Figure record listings
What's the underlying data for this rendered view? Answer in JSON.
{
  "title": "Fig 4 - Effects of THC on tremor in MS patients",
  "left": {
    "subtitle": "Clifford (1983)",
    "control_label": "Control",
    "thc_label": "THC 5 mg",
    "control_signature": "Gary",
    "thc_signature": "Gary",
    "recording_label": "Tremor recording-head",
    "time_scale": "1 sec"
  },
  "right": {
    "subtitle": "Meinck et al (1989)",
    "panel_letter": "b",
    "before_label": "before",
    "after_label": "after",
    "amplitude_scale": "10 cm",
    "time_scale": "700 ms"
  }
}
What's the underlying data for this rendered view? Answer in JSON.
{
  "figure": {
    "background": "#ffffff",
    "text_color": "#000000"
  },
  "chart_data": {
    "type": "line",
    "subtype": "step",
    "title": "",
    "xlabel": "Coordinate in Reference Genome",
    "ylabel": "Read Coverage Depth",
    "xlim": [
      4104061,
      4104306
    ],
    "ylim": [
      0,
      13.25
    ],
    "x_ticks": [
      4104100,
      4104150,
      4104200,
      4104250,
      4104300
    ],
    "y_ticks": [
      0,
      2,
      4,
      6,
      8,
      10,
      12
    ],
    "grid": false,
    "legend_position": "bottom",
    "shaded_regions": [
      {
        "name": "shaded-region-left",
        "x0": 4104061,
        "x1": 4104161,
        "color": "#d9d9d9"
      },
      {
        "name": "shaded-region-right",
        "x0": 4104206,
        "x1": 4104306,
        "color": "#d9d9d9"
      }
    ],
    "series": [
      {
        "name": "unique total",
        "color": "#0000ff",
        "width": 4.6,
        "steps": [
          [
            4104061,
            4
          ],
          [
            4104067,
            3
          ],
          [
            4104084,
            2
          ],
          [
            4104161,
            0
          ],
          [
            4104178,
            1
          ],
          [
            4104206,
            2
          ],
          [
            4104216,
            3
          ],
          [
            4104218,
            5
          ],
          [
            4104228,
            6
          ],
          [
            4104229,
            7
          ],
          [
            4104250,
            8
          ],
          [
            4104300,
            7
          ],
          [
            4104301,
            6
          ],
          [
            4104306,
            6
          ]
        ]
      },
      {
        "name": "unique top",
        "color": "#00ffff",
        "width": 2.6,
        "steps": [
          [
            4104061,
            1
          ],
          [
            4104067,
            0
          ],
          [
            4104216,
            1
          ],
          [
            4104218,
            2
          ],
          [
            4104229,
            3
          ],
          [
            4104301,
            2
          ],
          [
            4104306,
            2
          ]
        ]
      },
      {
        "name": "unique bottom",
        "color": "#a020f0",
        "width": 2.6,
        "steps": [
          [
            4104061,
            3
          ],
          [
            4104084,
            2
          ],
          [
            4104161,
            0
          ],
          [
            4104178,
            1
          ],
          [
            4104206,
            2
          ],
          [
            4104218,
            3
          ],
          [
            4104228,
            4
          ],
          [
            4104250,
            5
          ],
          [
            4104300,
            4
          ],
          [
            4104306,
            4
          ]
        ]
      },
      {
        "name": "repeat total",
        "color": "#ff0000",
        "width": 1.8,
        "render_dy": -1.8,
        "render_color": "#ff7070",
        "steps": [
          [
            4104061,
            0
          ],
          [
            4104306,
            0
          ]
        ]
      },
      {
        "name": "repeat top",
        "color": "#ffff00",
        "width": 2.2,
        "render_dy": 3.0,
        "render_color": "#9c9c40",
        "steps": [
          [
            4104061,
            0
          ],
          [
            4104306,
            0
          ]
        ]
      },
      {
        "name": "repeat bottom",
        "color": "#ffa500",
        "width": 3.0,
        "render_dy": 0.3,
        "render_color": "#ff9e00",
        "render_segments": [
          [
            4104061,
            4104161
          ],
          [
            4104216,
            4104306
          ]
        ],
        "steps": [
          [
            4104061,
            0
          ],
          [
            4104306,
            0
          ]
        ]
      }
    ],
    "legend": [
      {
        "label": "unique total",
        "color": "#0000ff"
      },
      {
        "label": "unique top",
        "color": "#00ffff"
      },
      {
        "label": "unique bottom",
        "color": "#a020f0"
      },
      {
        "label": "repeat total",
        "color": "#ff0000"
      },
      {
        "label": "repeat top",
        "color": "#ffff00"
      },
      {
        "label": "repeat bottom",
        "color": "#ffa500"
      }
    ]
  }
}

EXERCISE REQUIREMENTS:
In your answer, repeat each of the records exactly.

ANSWER:
What's the underlying data for this rendered view? Answer in JSON.
{
  "title": "Fig 4 - Effects of THC on tremor in MS patients",
  "left": {
    "subtitle": "Clifford (1983)",
    "control_label": "Control",
    "thc_label": "THC 5 mg",
    "control_signature": "Gary",
    "thc_signature": "Gary",
    "recording_label": "Tremor recording-head",
    "time_scale": "1 sec"
  },
  "right": {
    "subtitle": "Meinck et al (1989)",
    "panel_letter": "b",
    "before_label": "before",
    "after_label": "after",
    "amplitude_scale": "10 cm",
    "time_scale": "700 ms"
  }
}
What's the underlying data for this rendered view? Answer in JSON.
{
  "figure": {
    "background": "#ffffff",
    "text_color": "#000000"
  },
  "chart_data": {
    "type": "line",
    "subtype": "step",
    "title": "",
    "xlabel": "Coordinate in Reference Genome",
    "ylabel": "Read Coverage Depth",
    "xlim": [
      4104061,
      4104306
    ],
    "ylim": [
      0,
      13.25
    ],
    "x_ticks": [
      4104100,
      4104150,
      4104200,
      4104250,
      4104300
    ],
    "y_ticks": [
      0,
      2,
      4,
      6,
      8,
      10,
      12
    ],
    "grid": false,
    "legend_position": "bottom",
    "shaded_regions": [
      {
        "name": "shaded-region-left",
        "x0": 4104061,
        "x1": 4104161,
        "color": "#d9d9d9"
      },
      {
        "name": "shaded-region-right",
        "x0": 4104206,
        "x1": 4104306,
        "color": "#d9d9d9"
      }
    ],
    "series": [
      {
        "name": "unique total",
        "color": "#0000ff",
        "width": 4.6,
        "steps": [
          [
            4104061,
            4
          ],
          [
            4104067,
            3
          ],
          [
            4104084,
            2
          ],
          [
            4104161,
            0
          ],
          [
            4104178,
            1
          ],
          [
            4104206,
            2
          ],
          [
            4104216,
            3
          ],
          [
            4104218,
            5
          ],
          [
            4104228,
            6
          ],
          [
            4104229,
            7
          ],
          [
            4104250,
            8
          ],
          [
            4104300,
            7
          ],
          [
            4104301,
            6
          ],
          [
            4104306,
            6
          ]
        ]
      },
      {
        "name": "unique top",
        "color": "#00ffff",
        "width": 2.6,
        "steps": [
          [
            4104061,
            1
          ],
          [
            4104067,
            0
          ],
          [
            4104216,
            1
          ],
          [
            4104218,
            2
          ],
          [
            4104229,
            3
          ],
          [
            4104301,
            2
          ],
          [
            4104306,
            2
          ]
        ]
      },
      {
        "name": "unique bottom",
        "color": "#a020f0",
        "width": 2.6,
        "steps": [
          [
            4104061,
            3
          ],
          [
            4104084,
            2
          ],
          [
            4104161,
            0
          ],
          [
            4104178,
            1
          ],
          [
            4104206,
            2
          ],
          [
            4104218,
            3
          ],
          [
            4104228,
            4
          ],
          [
            4104250,
            5
          ],
          [
            4104300,
            4
          ],
          [
            4104306,
            4
          ]
        ]
      },
      {
        "name": "repeat total",
        "color": "#ff0000",
        "width": 1.8,
        "render_dy": -1.8,
        "render_color": "#ff7070",
        "steps": [
          [
            4104061,
            0
          ],
          [
            4104306,
            0
          ]
        ]
      },
      {
        "name": "repeat top",
        "color": "#ffff00",
        "width": 2.2,
        "render_dy": 3.0,
        "render_color": "#9c9c40",
        "steps": [
          [
            4104061,
            0
          ],
          [
            4104306,
            0
          ]
        ]
      },
      {
        "name": "repeat bottom",
        "color": "#ffa500",
        "width": 3.0,
        "render_dy": 0.3,
        "render_color": "#ff9e00",
        "render_segments": [
          [
            4104061,
            4104161
          ],
          [
            4104216,
            4104306
          ]
        ],
        "steps": [
          [
            4104061,
            0
          ],
          [
            4104306,
            0
          ]
        ]
      }
    ],
    "legend": [
      {
        "label": "unique total",
        "color": "#0000ff"
      },
      {
        "label": "unique top",
        "color": "#00ffff"
      },
      {
        "label": "unique bottom",
        "color": "#a020f0"
      },
      {
        "label": "repeat total",
        "color": "#ff0000"
      },
      {
        "label": "repeat top",
        "color": "#ffff00"
      },
      {
        "label": "repeat bottom",
        "color": "#ffa500"
      }
    ]
  }
}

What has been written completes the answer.